— BEGIN —

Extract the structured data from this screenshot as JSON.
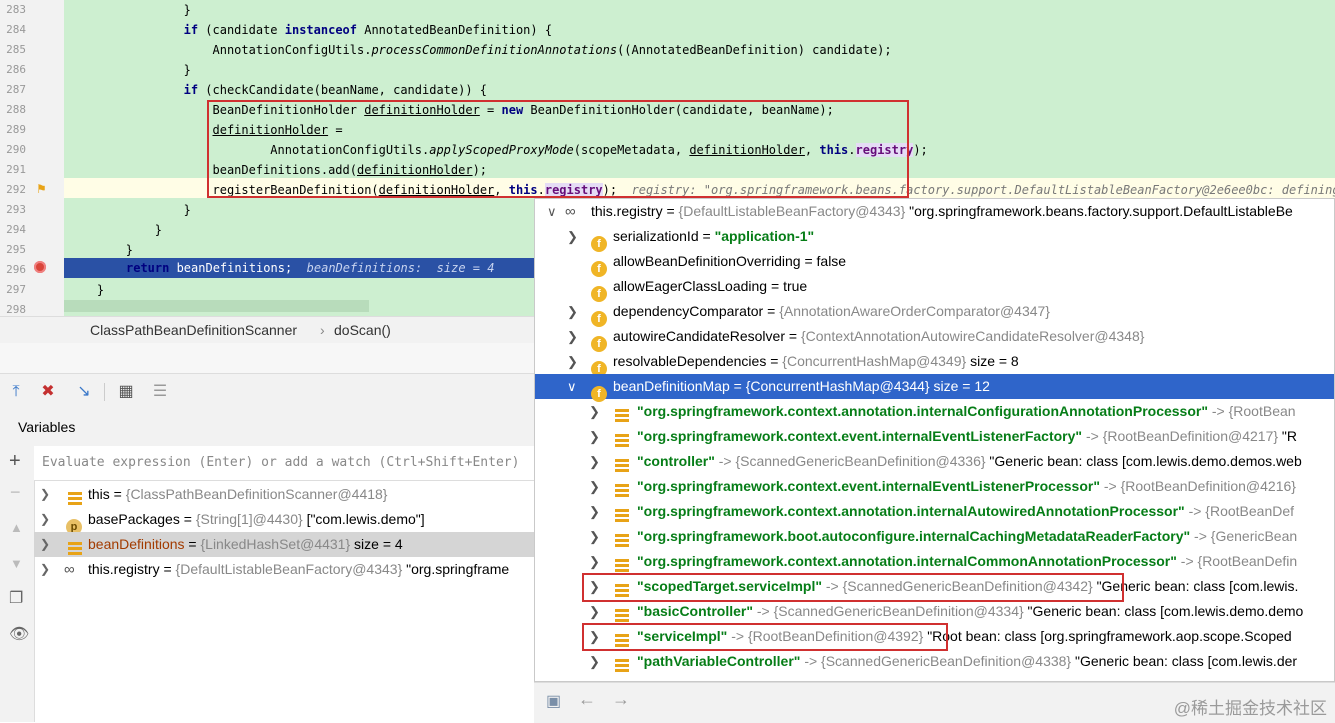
{
  "editor": {
    "line_numbers": [
      "283",
      "284",
      "285",
      "286",
      "287",
      "288",
      "289",
      "290",
      "291",
      "292",
      "293",
      "294",
      "295",
      "296",
      "297",
      "298"
    ],
    "inline_hint_292": "registry: \"org.springframework.beans.factory.support.DefaultListableBeanFactory@2e6ee0bc: defining bean",
    "inline_hint_296": "beanDefinitions:  size = 4"
  },
  "breadcrumb": {
    "class": "ClassPathBeanDefinitionScanner",
    "method": "doScan()"
  },
  "variables": {
    "title": "Variables",
    "eval_placeholder": "Evaluate expression (Enter) or add a watch (Ctrl+Shift+Enter)",
    "rows": [
      {
        "name": "this",
        "value": "{ClassPathBeanDefinitionScanner@4418}",
        "extra": ""
      },
      {
        "name": "basePackages",
        "value": "{String[1]@4430}",
        "extra": "[\"com.lewis.demo\"]"
      },
      {
        "name": "beanDefinitions",
        "value": "{LinkedHashSet@4431}",
        "extra": "size = 4"
      },
      {
        "name": "this.registry",
        "value": "{DefaultListableBeanFactory@4343}",
        "extra": "\"org.springframe"
      }
    ]
  },
  "popup": {
    "root": {
      "name": "this.registry",
      "value": "{DefaultListableBeanFactory@4343}",
      "extra": "\"org.springframework.beans.factory.support.DefaultListableBe"
    },
    "fields": [
      {
        "name": "serializationId",
        "value": "\"application-1\"",
        "extra": ""
      },
      {
        "name": "allowBeanDefinitionOverriding",
        "value": "false",
        "extra": ""
      },
      {
        "name": "allowEagerClassLoading",
        "value": "true",
        "extra": ""
      },
      {
        "name": "dependencyComparator",
        "value": "{AnnotationAwareOrderComparator@4347}",
        "extra": ""
      },
      {
        "name": "autowireCandidateResolver",
        "value": "{ContextAnnotationAutowireCandidateResolver@4348}",
        "extra": ""
      },
      {
        "name": "resolvableDependencies",
        "value": "{ConcurrentHashMap@4349}",
        "extra": "size = 8"
      },
      {
        "name": "beanDefinitionMap",
        "value": "{ConcurrentHashMap@4344}",
        "extra": "size = 12"
      }
    ],
    "entries": [
      {
        "key": "\"org.springframework.context.annotation.internalConfigurationAnnotationProcessor\"",
        "value": "{RootBean",
        "extra": ""
      },
      {
        "key": "\"org.springframework.context.event.internalEventListenerFactory\"",
        "value": "{RootBeanDefinition@4217}",
        "extra": "\"R"
      },
      {
        "key": "\"controller\"",
        "value": "{ScannedGenericBeanDefinition@4336}",
        "extra": "\"Generic bean: class [com.lewis.demo.demos.web"
      },
      {
        "key": "\"org.springframework.context.event.internalEventListenerProcessor\"",
        "value": "{RootBeanDefinition@4216}",
        "extra": ""
      },
      {
        "key": "\"org.springframework.context.annotation.internalAutowiredAnnotationProcessor\"",
        "value": "{RootBeanDef",
        "extra": ""
      },
      {
        "key": "\"org.springframework.boot.autoconfigure.internalCachingMetadataReaderFactory\"",
        "value": "{GenericBean",
        "extra": ""
      },
      {
        "key": "\"org.springframework.context.annotation.internalCommonAnnotationProcessor\"",
        "value": "{RootBeanDefin",
        "extra": ""
      },
      {
        "key": "\"scopedTarget.serviceImpl\"",
        "value": "{ScannedGenericBeanDefinition@4342}",
        "extra": "\"Generic bean: class [com.lewis."
      },
      {
        "key": "\"basicController\"",
        "value": "{ScannedGenericBeanDefinition@4334}",
        "extra": "\"Generic bean: class [com.lewis.demo.demo"
      },
      {
        "key": "\"serviceImpl\"",
        "value": "{RootBeanDefinition@4392}",
        "extra": "\"Root bean: class [org.springframework.aop.scope.Scoped"
      },
      {
        "key": "\"pathVariableController\"",
        "value": "{ScannedGenericBeanDefinition@4338}",
        "extra": "\"Generic bean: class [com.lewis.der"
      }
    ],
    "arrow": "->",
    "eq": "="
  },
  "watermark": "@稀土掘金技术社区",
  "colors": {
    "editor_bg": "#cdefd0",
    "selection": "#2f65ca",
    "highlight_box": "#d03030"
  }
}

— END —

#### Directions for this task
Check each line of the data above for the word "RootBeanDefinition" and say how many lines contain it, giving nothing besides the number.

#### Worked solution
3